>>>

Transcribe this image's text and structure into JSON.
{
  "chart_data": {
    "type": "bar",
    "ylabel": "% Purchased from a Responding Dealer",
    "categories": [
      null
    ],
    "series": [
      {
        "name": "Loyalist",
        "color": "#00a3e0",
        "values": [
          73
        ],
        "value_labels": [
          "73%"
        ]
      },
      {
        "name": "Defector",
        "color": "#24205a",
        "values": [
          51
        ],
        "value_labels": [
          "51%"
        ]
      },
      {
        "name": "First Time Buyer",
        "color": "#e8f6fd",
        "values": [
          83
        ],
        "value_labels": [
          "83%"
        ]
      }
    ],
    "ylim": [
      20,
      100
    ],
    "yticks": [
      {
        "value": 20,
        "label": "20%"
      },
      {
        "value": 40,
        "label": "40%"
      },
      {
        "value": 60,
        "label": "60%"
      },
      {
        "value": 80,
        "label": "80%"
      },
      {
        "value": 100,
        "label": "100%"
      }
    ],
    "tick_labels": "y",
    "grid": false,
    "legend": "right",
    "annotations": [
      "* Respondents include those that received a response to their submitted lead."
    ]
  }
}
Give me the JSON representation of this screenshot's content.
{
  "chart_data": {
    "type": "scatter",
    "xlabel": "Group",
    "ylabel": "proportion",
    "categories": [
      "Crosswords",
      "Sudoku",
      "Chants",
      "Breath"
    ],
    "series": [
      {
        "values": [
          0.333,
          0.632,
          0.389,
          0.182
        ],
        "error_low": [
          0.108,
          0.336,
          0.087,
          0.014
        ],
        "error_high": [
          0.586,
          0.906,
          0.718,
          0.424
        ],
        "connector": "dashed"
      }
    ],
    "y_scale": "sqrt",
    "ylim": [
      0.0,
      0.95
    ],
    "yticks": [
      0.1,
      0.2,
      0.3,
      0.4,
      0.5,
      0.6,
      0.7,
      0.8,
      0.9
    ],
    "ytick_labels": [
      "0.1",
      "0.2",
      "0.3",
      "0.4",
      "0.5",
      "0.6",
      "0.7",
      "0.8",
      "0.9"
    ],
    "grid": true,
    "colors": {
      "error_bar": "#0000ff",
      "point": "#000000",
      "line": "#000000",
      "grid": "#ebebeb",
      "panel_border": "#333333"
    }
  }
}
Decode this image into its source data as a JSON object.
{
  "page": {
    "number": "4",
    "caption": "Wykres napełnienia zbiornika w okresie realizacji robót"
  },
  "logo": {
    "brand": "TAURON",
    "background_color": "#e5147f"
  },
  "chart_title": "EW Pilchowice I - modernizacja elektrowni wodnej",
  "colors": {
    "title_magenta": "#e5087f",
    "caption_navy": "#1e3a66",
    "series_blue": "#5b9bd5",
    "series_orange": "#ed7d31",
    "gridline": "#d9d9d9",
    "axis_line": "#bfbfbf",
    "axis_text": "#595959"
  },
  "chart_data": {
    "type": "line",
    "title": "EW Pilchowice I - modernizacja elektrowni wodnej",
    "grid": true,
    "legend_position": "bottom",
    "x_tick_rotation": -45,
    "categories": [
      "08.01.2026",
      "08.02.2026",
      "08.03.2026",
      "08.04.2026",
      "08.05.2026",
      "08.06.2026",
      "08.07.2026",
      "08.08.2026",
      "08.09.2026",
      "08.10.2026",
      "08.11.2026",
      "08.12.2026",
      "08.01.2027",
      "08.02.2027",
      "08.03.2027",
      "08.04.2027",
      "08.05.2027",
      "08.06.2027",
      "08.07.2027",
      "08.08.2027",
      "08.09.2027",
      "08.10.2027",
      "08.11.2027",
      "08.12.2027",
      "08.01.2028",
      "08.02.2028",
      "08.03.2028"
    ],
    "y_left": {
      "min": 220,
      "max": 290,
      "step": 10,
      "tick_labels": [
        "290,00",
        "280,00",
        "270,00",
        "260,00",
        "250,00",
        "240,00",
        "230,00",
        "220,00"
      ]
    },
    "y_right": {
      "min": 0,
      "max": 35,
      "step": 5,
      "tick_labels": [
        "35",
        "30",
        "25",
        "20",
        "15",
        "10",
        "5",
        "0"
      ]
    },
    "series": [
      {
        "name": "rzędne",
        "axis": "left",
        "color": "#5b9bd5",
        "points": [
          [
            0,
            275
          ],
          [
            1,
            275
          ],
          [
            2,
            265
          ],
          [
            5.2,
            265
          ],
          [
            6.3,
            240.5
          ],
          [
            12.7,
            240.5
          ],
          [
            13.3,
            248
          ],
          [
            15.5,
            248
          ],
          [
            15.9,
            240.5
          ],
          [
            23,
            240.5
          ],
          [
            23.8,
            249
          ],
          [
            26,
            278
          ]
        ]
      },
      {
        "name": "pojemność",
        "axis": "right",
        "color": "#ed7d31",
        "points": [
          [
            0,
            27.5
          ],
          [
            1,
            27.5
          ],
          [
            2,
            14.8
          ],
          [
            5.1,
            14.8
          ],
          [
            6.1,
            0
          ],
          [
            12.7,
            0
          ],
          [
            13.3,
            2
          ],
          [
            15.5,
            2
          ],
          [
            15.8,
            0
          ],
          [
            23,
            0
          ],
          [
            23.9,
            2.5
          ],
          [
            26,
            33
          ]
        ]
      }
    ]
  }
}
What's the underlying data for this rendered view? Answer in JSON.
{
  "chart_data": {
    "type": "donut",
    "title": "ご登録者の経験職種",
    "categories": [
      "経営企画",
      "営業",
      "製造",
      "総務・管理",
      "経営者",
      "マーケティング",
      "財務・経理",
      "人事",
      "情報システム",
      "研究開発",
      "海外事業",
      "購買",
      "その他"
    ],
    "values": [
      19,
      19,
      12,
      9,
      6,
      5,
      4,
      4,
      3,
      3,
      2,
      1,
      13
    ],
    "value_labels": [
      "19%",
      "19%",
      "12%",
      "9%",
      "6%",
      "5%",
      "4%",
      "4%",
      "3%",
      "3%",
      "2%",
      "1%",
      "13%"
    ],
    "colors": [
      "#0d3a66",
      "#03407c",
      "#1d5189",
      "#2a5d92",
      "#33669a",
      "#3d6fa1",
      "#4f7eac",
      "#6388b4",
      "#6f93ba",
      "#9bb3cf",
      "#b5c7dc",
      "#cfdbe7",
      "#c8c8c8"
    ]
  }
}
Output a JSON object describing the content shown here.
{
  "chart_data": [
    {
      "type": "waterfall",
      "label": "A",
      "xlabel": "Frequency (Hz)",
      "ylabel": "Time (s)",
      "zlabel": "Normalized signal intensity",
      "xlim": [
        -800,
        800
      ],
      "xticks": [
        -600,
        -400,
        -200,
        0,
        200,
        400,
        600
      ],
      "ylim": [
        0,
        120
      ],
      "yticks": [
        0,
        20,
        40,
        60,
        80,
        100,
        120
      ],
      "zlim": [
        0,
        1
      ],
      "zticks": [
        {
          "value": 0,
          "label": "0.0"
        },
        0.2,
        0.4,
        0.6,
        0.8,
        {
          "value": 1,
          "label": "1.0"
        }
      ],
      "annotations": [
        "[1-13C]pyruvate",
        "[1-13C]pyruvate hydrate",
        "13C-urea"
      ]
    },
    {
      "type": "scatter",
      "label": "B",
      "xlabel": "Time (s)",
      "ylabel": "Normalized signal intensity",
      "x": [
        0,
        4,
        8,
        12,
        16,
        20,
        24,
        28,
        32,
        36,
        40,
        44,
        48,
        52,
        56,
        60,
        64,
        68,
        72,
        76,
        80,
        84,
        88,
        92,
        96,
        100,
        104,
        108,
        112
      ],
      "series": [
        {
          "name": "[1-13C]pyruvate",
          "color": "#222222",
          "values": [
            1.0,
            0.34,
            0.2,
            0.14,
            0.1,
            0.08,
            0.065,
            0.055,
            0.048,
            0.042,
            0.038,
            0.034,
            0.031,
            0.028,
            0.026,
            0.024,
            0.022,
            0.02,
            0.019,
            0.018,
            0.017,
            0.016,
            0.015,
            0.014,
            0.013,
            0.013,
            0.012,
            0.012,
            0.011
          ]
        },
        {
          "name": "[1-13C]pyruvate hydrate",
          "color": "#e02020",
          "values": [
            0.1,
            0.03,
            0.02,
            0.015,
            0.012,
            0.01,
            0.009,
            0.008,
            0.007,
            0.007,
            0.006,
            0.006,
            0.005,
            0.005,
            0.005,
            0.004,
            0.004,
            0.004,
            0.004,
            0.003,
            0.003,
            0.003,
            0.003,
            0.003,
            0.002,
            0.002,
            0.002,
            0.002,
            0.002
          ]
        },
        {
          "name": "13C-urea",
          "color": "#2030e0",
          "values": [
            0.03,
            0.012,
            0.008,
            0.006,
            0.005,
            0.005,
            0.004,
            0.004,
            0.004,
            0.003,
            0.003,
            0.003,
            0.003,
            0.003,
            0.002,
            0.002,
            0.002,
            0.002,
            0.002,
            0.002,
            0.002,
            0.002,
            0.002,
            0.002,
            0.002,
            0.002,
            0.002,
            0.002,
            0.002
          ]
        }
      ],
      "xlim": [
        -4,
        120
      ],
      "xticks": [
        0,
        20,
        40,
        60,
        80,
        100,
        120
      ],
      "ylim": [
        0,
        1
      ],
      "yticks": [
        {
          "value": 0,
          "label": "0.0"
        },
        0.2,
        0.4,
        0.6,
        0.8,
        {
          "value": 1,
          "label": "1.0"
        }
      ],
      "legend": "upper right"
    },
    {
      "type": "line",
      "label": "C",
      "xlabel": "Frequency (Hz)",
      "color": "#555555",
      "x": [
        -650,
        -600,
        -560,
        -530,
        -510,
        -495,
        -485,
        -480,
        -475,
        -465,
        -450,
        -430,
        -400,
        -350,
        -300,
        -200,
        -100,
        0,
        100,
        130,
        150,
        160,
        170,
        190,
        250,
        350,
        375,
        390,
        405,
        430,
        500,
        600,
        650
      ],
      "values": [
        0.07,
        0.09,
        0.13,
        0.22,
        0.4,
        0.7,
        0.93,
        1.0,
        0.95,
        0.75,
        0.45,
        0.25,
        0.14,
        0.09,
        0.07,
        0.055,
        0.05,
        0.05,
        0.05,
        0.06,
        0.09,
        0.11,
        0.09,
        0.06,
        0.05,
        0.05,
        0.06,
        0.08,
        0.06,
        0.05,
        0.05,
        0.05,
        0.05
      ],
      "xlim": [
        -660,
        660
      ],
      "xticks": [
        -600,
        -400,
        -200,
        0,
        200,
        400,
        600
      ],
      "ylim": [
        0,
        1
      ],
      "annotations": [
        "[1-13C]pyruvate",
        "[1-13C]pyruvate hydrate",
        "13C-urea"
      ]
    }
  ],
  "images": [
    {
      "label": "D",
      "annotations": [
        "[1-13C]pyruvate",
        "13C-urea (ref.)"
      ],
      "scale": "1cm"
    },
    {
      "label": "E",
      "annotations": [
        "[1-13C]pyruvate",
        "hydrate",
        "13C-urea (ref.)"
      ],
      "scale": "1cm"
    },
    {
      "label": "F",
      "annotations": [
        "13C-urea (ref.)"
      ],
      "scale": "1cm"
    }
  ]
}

<<<

* [Instructions to follow]: Give the count of lines in the data above that hold the string "name", with no additional words.

* [Final answer]: 8